**What you will do**
Each record below should be output verbatim, without pictures.

[Data items]
○ ○ ○ ○ ○ ○ ○
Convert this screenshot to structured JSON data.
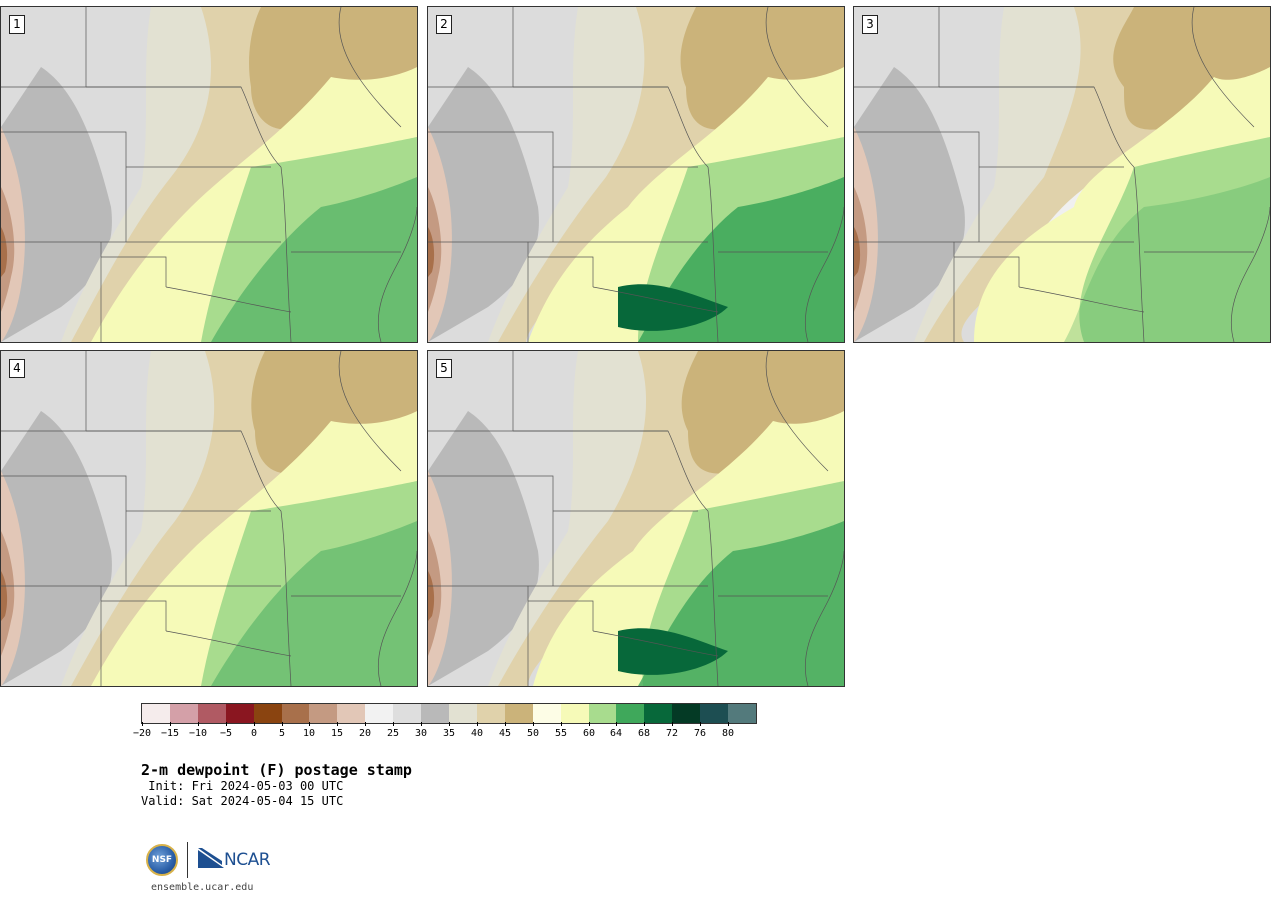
{
  "panels": [
    {
      "number": "1",
      "variant": "a"
    },
    {
      "number": "2",
      "variant": "b"
    },
    {
      "number": "3",
      "variant": "c"
    },
    {
      "number": "4",
      "variant": "d"
    },
    {
      "number": "5",
      "variant": "e"
    }
  ],
  "colorbar": {
    "colors": [
      "#f5ecec",
      "#d4a0a8",
      "#b05a63",
      "#8a1620",
      "#8a4410",
      "#a8704b",
      "#c49a82",
      "#e2c7b7",
      "#f2f2f2",
      "#dedede",
      "#b9b9b9",
      "#e2e1d2",
      "#e0d2ab",
      "#cbb37a",
      "#fdfde6",
      "#f6fab8",
      "#a8dc8e",
      "#3fa85b",
      "#07683a",
      "#043a25",
      "#1d4e52",
      "#537a7c"
    ],
    "tick_labels": [
      "−20",
      "−15",
      "−10",
      "−5",
      "0",
      "5",
      "10",
      "15",
      "20",
      "25",
      "30",
      "35",
      "40",
      "45",
      "50",
      "55",
      "60",
      "64",
      "68",
      "72",
      "76",
      "80"
    ]
  },
  "title": "2-m dewpoint (F) postage stamp",
  "init": " Init: Fri 2024-05-03 00 UTC",
  "valid": "Valid: Sat 2024-05-04 15 UTC",
  "logo": {
    "nsf_text": "NSF",
    "ncar_text": "NCAR"
  },
  "site": "ensemble.ucar.edu"
}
○ ○ ○ ○ ○ ○ ○
**Answer below**
Convert this screenshot to structured JSON data.
{
  "panels": [
    {
      "number": "1",
      "variant": "a"
    },
    {
      "number": "2",
      "variant": "b"
    },
    {
      "number": "3",
      "variant": "c"
    },
    {
      "number": "4",
      "variant": "d"
    },
    {
      "number": "5",
      "variant": "e"
    }
  ],
  "colorbar": {
    "colors": [
      "#f5ecec",
      "#d4a0a8",
      "#b05a63",
      "#8a1620",
      "#8a4410",
      "#a8704b",
      "#c49a82",
      "#e2c7b7",
      "#f2f2f2",
      "#dedede",
      "#b9b9b9",
      "#e2e1d2",
      "#e0d2ab",
      "#cbb37a",
      "#fdfde6",
      "#f6fab8",
      "#a8dc8e",
      "#3fa85b",
      "#07683a",
      "#043a25",
      "#1d4e52",
      "#537a7c"
    ],
    "tick_labels": [
      "−20",
      "−15",
      "−10",
      "−5",
      "0",
      "5",
      "10",
      "15",
      "20",
      "25",
      "30",
      "35",
      "40",
      "45",
      "50",
      "55",
      "60",
      "64",
      "68",
      "72",
      "76",
      "80"
    ]
  },
  "title": "2-m dewpoint (F) postage stamp",
  "init": " Init: Fri 2024-05-03 00 UTC",
  "valid": "Valid: Sat 2024-05-04 15 UTC",
  "logo": {
    "nsf_text": "NSF",
    "ncar_text": "NCAR"
  },
  "site": "ensemble.ucar.edu"
}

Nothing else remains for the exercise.